» **TESTO DA ANALIZZARE**
E quindi eccolo in qualità di Senior Scientist, di nuovo in Svizzera, a metà tra la ricerca e un ruolo operativo “in una biotech che si occupa di sviluppare tecnologie per sfruttare i microorganismi del nostro intestino per la cura di patologie croniche”. Un passaggio importante dai centri di ricerca accademici americani, “realtà talmente vaste che ti stordiscono”, ad una company, “in cui si sente la centralità dell’azione”. Never settle, always move – non accontentarsi, muoversi sempre – è il suo saluto, “che descrive perfettamente la dinamicità dei nostri studi”.
Un po’ diverse le vicende di Rosario Chianese, Clinical Research Associate (CRA) in un’agenzia farmaceutica, posizione a cui è approdato “grazie ad un Master in Ricerca Clinica a Firenze e ad uno stage”. Il CRA, spiega, è una figura nuova, molto ricercata nelle aziende, “al quale compete il monitoraggio dei trial clinici, nel rispetto del benessere del paziente e delle procedure previste dai protocolli, e la verifica dell’accuratezza dei dati raccolti durante lo studio”. Poi precisa: “Un percorso come il mio può portare a tanti altri sbocchi, dal medical monitor al medical writer fino al data manager”.

» **RIGHE**

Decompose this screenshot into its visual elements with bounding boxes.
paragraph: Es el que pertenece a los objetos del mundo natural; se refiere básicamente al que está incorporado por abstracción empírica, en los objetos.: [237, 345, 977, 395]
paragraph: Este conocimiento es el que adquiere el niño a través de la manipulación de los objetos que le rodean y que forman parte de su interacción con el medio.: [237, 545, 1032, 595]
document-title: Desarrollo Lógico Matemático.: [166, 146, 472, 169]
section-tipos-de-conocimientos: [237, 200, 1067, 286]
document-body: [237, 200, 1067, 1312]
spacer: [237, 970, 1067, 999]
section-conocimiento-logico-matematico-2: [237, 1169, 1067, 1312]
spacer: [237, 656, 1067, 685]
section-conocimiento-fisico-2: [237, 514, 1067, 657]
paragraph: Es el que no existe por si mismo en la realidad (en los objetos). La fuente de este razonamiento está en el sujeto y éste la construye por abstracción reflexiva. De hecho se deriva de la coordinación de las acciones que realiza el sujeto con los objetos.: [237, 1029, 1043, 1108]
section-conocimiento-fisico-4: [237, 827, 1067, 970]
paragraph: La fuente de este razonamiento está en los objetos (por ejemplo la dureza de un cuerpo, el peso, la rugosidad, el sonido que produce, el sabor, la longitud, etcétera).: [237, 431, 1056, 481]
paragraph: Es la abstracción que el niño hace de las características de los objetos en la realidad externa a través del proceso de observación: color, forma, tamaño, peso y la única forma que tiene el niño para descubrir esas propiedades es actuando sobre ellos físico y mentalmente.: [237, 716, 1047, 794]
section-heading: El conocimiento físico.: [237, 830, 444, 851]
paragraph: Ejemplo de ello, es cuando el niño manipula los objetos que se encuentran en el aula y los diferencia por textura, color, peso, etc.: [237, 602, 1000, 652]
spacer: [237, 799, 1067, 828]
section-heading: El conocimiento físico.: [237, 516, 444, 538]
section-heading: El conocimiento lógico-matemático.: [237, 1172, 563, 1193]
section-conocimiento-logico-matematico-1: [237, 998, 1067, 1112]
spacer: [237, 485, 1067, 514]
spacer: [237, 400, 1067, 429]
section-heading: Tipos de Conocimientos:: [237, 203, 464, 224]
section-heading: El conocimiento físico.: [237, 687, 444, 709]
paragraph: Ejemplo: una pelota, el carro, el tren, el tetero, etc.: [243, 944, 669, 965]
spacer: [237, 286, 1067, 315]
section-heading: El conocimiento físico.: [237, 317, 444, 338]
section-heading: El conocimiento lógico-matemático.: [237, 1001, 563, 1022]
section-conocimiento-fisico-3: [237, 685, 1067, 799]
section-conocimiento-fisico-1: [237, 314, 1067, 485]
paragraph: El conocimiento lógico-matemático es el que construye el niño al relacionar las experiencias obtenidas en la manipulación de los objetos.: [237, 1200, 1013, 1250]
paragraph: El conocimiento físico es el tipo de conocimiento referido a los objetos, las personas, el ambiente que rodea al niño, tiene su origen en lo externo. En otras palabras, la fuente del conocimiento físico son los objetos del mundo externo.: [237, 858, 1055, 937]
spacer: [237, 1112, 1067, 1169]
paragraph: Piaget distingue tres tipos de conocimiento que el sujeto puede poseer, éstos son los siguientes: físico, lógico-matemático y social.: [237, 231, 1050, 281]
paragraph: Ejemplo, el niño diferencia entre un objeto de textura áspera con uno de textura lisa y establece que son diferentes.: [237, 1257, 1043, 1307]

» **DETTAGLI DEL COMPITO**
Scrivi il seguito del testo sulle carriere scientifiche, ripartendo subito dopo la sua ultima frase.

» **RISPOSTA SCRITTA**
Ha studiato in giro per il mondo anche Fabio De Martino, NGS Scientist – SOPHiA GENETICS. Laurea in Italia, Traineeship a Vienna, Dottorato a Losanna, da sei mesi si è inserito in Sophia Genetics, una start-up dell’Ateneo presso cui ha conseguito il Dottorato. Ai fini della sua carriera, chiarisce, “hanno contato tanto gli anni alla Federico II, durante i quali sono stato continuamente esposto all’internazionalizzazione e alla pratica di laboratorio”. ‘Quanto è importante un Dottorato per entrare in azienda?’, gli chiede uno studente. “Dipende dal tipo di ruolo che vi interessa – risponde De Martino – non è un requisito essenziale per un primo ingresso o per una posizione tecnica di base. Però lo diventa se si ambisce a ruoli dirigenziali, da capo progetto o capo laboratorio”.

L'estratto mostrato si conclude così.